## Written instruction:
How many lines of the records below contain the word "Hybrid"? Answer with the number alone.

Source data

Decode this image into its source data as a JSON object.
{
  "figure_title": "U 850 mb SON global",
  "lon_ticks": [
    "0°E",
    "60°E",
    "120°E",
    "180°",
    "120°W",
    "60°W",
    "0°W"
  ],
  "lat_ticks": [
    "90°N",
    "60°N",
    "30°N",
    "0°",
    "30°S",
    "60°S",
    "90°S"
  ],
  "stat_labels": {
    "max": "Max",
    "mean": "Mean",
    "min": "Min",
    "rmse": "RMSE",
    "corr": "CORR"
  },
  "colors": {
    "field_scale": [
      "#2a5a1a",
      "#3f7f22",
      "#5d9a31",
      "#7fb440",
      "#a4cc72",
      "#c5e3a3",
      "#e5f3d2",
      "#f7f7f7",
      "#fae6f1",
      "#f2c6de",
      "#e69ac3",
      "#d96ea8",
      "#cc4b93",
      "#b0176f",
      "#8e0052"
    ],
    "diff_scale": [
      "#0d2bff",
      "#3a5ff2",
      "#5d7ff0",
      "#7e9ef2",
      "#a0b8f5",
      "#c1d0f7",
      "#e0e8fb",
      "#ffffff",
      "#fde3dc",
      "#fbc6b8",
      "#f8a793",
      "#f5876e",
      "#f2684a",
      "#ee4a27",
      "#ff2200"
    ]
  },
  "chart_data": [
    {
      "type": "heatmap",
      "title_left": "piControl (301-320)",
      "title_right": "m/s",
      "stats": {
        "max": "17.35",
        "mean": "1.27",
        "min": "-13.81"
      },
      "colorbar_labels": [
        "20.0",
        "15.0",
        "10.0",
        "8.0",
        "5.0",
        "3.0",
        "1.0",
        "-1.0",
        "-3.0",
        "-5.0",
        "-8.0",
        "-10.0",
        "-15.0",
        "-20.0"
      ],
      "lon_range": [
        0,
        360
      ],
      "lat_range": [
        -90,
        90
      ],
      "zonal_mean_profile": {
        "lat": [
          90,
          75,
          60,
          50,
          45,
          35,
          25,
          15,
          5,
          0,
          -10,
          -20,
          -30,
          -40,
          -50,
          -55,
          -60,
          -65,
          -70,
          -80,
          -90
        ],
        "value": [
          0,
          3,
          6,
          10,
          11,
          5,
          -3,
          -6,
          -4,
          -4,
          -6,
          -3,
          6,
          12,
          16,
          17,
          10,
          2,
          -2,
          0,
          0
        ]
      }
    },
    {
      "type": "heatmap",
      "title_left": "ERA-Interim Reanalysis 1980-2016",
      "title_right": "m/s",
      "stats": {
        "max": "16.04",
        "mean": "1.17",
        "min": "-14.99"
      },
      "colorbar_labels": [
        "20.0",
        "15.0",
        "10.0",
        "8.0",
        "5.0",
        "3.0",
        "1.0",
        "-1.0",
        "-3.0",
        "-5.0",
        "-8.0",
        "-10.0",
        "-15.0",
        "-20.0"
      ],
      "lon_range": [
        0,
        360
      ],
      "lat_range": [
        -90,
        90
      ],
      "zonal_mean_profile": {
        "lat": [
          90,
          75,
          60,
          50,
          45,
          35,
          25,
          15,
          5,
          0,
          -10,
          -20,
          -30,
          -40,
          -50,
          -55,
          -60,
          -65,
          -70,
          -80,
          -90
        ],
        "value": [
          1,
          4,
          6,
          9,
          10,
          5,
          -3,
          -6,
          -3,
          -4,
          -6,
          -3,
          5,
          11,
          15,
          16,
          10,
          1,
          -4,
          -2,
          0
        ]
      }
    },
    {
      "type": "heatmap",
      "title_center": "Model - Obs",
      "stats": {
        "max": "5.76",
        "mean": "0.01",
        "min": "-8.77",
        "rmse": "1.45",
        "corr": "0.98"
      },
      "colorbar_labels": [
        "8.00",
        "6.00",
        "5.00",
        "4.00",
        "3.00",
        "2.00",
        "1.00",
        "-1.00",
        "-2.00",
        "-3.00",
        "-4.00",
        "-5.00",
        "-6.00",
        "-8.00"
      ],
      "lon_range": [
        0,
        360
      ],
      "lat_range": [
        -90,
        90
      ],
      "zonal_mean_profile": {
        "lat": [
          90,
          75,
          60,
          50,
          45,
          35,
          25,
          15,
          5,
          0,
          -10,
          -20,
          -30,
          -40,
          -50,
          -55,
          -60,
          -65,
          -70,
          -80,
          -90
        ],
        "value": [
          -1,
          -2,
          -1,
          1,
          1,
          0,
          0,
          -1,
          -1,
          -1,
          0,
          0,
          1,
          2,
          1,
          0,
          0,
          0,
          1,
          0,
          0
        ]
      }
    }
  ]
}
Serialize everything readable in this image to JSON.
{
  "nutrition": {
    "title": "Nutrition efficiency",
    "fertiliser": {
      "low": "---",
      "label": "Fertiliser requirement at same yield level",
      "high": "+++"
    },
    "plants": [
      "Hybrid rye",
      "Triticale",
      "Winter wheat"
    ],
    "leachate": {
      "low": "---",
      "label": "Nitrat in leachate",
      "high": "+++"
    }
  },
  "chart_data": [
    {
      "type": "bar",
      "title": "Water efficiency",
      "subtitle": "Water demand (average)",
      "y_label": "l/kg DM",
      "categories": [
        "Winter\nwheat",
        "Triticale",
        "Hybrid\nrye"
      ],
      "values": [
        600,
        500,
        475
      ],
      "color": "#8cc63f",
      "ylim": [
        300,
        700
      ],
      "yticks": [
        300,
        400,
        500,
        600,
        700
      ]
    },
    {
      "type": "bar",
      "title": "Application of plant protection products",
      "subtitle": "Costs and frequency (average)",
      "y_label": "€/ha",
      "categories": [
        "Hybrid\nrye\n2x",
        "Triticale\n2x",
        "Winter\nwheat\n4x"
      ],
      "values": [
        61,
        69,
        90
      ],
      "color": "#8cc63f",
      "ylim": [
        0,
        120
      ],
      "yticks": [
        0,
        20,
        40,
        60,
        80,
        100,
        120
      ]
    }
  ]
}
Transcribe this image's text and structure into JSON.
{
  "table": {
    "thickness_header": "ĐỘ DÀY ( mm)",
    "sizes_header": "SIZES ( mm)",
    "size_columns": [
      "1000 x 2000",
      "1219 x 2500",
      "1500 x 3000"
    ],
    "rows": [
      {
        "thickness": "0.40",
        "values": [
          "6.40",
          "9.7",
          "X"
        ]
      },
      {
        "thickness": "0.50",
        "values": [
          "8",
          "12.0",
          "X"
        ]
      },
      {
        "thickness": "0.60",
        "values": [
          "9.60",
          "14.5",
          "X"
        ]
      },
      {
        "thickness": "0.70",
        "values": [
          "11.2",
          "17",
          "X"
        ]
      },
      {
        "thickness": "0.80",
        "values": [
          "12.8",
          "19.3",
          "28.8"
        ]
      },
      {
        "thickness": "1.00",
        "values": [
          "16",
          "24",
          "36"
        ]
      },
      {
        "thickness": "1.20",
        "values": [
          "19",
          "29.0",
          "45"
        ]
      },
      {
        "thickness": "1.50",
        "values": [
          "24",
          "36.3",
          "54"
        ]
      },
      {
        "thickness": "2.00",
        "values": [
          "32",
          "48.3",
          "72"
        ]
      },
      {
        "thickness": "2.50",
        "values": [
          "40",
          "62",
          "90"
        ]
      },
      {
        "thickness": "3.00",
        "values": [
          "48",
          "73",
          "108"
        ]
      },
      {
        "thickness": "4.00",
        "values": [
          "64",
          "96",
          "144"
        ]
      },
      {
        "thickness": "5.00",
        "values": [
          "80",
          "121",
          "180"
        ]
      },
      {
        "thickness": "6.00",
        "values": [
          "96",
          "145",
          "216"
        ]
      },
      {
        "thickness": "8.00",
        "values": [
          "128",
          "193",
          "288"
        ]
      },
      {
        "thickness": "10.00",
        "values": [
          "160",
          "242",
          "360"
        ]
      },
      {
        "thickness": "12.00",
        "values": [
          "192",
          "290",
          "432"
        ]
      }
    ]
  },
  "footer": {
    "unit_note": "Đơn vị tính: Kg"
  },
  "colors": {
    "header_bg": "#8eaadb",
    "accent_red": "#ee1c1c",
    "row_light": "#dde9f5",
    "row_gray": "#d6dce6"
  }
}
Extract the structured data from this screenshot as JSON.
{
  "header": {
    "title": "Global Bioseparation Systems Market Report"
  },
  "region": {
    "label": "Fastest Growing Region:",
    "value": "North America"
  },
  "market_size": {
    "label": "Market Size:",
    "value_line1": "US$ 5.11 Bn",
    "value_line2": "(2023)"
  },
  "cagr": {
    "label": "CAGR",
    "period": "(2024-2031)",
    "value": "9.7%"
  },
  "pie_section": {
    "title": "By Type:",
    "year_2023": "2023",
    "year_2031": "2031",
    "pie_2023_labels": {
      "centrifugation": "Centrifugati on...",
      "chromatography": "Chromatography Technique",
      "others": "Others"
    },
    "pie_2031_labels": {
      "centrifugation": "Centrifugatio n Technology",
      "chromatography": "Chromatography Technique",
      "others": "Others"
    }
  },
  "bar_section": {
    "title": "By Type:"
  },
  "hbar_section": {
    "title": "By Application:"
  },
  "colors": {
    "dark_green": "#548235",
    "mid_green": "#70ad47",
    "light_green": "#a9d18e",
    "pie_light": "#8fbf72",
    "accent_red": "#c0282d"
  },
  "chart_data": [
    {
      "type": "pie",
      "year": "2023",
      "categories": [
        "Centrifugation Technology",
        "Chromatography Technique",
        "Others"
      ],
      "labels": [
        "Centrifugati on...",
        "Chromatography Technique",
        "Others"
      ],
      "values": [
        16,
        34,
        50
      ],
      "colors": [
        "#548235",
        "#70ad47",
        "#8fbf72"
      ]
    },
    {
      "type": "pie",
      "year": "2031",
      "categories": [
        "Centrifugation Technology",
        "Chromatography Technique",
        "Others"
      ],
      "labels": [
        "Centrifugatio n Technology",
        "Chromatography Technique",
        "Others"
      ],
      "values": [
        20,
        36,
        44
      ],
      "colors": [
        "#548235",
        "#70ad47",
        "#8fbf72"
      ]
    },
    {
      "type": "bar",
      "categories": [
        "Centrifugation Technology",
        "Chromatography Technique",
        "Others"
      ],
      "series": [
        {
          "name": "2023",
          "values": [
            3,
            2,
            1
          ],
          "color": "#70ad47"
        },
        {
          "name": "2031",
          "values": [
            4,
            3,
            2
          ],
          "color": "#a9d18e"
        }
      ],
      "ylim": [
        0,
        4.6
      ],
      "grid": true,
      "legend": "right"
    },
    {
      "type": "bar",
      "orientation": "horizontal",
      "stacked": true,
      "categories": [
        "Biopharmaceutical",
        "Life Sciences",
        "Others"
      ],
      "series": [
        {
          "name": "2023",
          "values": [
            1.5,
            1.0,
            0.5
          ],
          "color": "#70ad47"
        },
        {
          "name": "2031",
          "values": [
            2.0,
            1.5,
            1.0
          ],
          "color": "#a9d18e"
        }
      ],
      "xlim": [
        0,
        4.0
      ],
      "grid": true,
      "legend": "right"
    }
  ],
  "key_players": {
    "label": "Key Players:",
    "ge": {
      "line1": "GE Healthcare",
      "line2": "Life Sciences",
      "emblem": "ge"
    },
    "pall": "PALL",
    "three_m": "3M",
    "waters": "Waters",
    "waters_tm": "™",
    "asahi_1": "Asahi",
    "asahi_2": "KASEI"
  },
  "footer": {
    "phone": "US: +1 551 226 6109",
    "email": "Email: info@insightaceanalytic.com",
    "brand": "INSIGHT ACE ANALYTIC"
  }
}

## Task response:
3